● Listed entries:

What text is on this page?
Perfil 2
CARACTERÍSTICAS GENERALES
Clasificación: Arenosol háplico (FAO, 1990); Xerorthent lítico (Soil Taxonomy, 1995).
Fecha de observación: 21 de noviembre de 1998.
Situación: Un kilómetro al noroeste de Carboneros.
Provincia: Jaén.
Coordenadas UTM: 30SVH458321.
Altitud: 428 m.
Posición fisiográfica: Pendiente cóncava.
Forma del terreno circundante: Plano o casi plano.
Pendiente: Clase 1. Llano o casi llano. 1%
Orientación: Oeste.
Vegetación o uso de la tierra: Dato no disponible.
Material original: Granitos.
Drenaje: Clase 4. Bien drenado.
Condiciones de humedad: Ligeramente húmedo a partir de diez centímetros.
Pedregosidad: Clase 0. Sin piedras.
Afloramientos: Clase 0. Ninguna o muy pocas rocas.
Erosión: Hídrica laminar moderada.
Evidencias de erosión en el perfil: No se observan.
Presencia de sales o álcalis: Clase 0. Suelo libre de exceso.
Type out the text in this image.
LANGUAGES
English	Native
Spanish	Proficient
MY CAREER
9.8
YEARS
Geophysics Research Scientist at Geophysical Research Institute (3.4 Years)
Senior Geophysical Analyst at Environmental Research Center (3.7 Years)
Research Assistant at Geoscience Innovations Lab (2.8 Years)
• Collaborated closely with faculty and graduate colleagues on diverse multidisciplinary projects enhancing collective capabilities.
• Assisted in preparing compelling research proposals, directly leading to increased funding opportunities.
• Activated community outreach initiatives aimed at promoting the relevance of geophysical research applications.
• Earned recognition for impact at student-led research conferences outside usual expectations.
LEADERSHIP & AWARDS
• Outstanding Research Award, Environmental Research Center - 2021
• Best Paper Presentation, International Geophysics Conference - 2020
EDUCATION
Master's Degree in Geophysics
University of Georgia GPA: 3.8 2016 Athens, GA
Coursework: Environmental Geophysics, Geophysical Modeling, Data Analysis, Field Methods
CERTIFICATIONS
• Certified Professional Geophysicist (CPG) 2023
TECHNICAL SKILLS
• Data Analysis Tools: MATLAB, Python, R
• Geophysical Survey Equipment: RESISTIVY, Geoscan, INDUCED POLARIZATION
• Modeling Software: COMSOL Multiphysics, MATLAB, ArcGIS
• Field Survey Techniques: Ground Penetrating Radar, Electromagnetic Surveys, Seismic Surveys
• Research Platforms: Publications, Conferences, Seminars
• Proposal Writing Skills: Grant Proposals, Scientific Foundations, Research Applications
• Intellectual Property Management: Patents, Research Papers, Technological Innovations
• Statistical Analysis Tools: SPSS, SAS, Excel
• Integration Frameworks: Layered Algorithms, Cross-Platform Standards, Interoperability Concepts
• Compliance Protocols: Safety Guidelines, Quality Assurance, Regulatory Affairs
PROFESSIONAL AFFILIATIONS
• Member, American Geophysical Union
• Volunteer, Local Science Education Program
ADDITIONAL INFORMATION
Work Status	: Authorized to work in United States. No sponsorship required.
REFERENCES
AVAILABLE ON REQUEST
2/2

● Task requirements: Which lines include the word "Field"? Copy every one of them.

● Response:
Coursework: Environmental Geophysics, Geophysical Modeling, Data Analysis, Field Methods
• Field Survey Techniques: Ground Penetrating Radar, Electromagnetic Surveys, Seismic Surveys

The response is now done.